Work required -
Every record here needs to be written out again exactly.
** START OF Dataset excerpts **
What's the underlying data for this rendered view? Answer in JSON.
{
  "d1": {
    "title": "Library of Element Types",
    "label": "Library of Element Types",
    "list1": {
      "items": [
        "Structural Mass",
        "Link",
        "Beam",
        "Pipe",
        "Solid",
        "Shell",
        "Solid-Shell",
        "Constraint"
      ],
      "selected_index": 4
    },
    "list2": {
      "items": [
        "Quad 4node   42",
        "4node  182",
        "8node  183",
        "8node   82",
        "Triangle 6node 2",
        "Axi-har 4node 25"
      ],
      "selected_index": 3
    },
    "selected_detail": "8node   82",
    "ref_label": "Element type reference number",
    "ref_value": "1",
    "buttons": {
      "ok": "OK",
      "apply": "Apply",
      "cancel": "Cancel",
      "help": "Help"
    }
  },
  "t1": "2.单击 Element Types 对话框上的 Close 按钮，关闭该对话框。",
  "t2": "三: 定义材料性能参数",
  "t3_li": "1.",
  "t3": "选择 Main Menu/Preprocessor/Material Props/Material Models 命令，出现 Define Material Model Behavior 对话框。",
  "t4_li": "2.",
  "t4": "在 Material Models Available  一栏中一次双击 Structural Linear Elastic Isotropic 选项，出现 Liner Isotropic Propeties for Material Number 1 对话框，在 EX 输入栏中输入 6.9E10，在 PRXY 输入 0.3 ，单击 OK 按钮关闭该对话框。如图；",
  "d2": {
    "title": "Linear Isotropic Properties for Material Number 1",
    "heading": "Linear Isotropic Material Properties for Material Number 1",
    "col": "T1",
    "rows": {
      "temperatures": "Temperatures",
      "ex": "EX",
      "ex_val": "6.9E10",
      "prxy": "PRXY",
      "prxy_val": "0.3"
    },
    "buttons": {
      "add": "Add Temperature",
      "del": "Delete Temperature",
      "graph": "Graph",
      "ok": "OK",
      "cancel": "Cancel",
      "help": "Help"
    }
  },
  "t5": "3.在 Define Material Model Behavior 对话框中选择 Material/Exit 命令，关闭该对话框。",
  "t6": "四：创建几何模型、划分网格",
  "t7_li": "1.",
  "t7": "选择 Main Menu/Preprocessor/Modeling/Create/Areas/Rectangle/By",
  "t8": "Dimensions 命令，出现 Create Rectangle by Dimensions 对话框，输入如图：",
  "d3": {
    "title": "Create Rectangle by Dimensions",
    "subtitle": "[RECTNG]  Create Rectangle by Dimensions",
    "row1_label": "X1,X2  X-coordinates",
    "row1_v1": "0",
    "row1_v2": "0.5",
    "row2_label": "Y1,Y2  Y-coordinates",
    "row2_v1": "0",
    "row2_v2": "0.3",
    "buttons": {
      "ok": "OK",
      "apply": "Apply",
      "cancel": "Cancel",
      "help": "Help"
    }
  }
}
** END OF Dataset excerpts **
Solution to this problem -
What's the underlying data for this rendered view? Answer in JSON.
{
  "d1": {
    "title": "Library of Element Types",
    "label": "Library of Element Types",
    "list1": {
      "items": [
        "Structural Mass",
        "Link",
        "Beam",
        "Pipe",
        "Solid",
        "Shell",
        "Solid-Shell",
        "Constraint"
      ],
      "selected_index": 4
    },
    "list2": {
      "items": [
        "Quad 4node   42",
        "4node  182",
        "8node  183",
        "8node   82",
        "Triangle 6node 2",
        "Axi-har 4node 25"
      ],
      "selected_index": 3
    },
    "selected_detail": "8node   82",
    "ref_label": "Element type reference number",
    "ref_value": "1",
    "buttons": {
      "ok": "OK",
      "apply": "Apply",
      "cancel": "Cancel",
      "help": "Help"
    }
  },
  "t1": "2.单击 Element Types 对话框上的 Close 按钮，关闭该对话框。",
  "t2": "三: 定义材料性能参数",
  "t3_li": "1.",
  "t3": "选择 Main Menu/Preprocessor/Material Props/Material Models 命令，出现 Define Material Model Behavior 对话框。",
  "t4_li": "2.",
  "t4": "在 Material Models Available  一栏中一次双击 Structural Linear Elastic Isotropic 选项，出现 Liner Isotropic Propeties for Material Number 1 对话框，在 EX 输入栏中输入 6.9E10，在 PRXY 输入 0.3 ，单击 OK 按钮关闭该对话框。如图；",
  "d2": {
    "title": "Linear Isotropic Properties for Material Number 1",
    "heading": "Linear Isotropic Material Properties for Material Number 1",
    "col": "T1",
    "rows": {
      "temperatures": "Temperatures",
      "ex": "EX",
      "ex_val": "6.9E10",
      "prxy": "PRXY",
      "prxy_val": "0.3"
    },
    "buttons": {
      "add": "Add Temperature",
      "del": "Delete Temperature",
      "graph": "Graph",
      "ok": "OK",
      "cancel": "Cancel",
      "help": "Help"
    }
  },
  "t5": "3.在 Define Material Model Behavior 对话框中选择 Material/Exit 命令，关闭该对话框。",
  "t6": "四：创建几何模型、划分网格",
  "t7_li": "1.",
  "t7": "选择 Main Menu/Preprocessor/Modeling/Create/Areas/Rectangle/By",
  "t8": "Dimensions 命令，出现 Create Rectangle by Dimensions 对话框，输入如图：",
  "d3": {
    "title": "Create Rectangle by Dimensions",
    "subtitle": "[RECTNG]  Create Rectangle by Dimensions",
    "row1_label": "X1,X2  X-coordinates",
    "row1_v1": "0",
    "row1_v2": "0.5",
    "row2_label": "Y1,Y2  Y-coordinates",
    "row2_v1": "0",
    "row2_v2": "0.3",
    "buttons": {
      "ok": "OK",
      "apply": "Apply",
      "cancel": "Cancel",
      "help": "Help"
    }
  }
}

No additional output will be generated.